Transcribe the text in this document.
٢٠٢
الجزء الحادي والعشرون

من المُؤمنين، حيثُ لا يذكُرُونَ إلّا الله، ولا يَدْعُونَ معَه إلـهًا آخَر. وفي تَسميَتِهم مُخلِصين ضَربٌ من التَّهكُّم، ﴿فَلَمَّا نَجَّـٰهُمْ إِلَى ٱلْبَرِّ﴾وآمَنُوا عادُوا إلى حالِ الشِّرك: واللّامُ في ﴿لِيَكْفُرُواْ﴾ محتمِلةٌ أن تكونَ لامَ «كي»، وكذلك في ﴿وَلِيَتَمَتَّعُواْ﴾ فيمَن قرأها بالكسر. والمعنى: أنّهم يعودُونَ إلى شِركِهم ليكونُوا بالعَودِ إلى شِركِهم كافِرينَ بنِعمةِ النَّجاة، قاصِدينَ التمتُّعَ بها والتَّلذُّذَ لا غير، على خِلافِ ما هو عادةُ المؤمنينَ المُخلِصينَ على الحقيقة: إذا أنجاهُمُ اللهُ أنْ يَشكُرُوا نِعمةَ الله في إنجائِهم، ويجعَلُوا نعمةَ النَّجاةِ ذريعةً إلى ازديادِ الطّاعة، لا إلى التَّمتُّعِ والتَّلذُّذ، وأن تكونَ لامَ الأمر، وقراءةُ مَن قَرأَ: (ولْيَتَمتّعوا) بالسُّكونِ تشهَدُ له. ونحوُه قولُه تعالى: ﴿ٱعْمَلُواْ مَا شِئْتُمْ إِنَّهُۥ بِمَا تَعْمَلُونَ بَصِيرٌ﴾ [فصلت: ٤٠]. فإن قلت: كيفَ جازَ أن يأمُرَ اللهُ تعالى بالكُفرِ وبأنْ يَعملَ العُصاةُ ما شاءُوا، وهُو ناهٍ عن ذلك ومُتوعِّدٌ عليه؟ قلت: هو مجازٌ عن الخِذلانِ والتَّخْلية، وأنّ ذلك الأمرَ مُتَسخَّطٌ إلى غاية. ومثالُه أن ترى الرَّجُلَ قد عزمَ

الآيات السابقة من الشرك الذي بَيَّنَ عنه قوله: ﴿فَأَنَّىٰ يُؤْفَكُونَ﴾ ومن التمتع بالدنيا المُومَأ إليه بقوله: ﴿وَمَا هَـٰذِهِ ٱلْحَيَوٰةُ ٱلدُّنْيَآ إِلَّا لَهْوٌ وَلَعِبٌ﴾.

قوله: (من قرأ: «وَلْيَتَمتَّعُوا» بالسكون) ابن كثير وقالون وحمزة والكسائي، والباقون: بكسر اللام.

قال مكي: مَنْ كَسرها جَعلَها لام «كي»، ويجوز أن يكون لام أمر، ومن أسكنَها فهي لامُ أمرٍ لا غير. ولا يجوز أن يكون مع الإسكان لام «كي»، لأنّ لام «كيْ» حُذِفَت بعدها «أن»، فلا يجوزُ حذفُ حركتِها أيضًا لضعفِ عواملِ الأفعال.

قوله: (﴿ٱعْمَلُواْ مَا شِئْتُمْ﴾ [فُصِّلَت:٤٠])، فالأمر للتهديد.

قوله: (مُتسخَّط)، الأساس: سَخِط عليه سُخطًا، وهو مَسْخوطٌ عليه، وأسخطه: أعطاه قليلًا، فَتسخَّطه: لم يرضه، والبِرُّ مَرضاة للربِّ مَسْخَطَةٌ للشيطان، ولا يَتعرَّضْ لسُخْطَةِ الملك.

▶ **TASK REQUIREMENTS**
Copy out every line that includes the word "عليه".

▶ **SOLUTION TO THIS TASK**
من المُؤمنين، حيثُ لا يذكُرُونَ إلّا الله، ولا يَدْعُونَ معَه إلـهًا آخَر. وفي تَسميَتِهم مُخلِصين ضَربٌ من التَّهكُّم، ﴿فَلَمَّا نَجَّـٰهُمْ إِلَى ٱلْبَرِّ﴾وآمَنُوا عادُوا إلى حالِ الشِّرك: واللّامُ في ﴿لِيَكْفُرُواْ﴾ محتمِلةٌ أن تكونَ لامَ «كي»، وكذلك في ﴿وَلِيَتَمَتَّعُواْ﴾ فيمَن قرأها بالكسر. والمعنى: أنّهم يعودُونَ إلى شِركِهم ليكونُوا بالعَودِ إلى شِركِهم كافِرينَ بنِعمةِ النَّجاة، قاصِدينَ التمتُّعَ بها والتَّلذُّذَ لا غير، على خِلافِ ما هو عادةُ المؤمنينَ المُخلِصينَ على الحقيقة: إذا أنجاهُمُ اللهُ أنْ يَشكُرُوا نِعمةَ الله في إنجائِهم، ويجعَلُوا نعمةَ النَّجاةِ ذريعةً إلى ازديادِ الطّاعة، لا إلى التَّمتُّعِ والتَّلذُّذ، وأن تكونَ لامَ الأمر، وقراءةُ مَن قَرأَ: (ولْيَتَمتّعوا) بالسُّكونِ تشهَدُ له. ونحوُه قولُه تعالى: ﴿ٱعْمَلُواْ مَا شِئْتُمْ إِنَّهُۥ بِمَا تَعْمَلُونَ بَصِيرٌ﴾ [فصلت: ٤٠]. فإن قلت: كيفَ جازَ أن يأمُرَ اللهُ تعالى بالكُفرِ وبأنْ يَعملَ العُصاةُ ما شاءُوا، وهُو ناهٍ عن ذلك ومُتوعِّدٌ عليه؟ قلت: هو مجازٌ عن الخِذلانِ والتَّخْلية، وأنّ ذلك الأمرَ مُتَسخَّطٌ إلى غاية. ومثالُه أن ترى الرَّجُلَ قد عزمَ
قوله: (مُتسخَّط)، الأساس: سَخِط عليه سُخطًا، وهو مَسْخوطٌ عليه، وأسخطه: أعطاه قليلًا، فَتسخَّطه: لم يرضه، والبِرُّ مَرضاة للربِّ مَسْخَطَةٌ للشيطان، ولا يَتعرَّضْ لسُخْطَةِ الملك.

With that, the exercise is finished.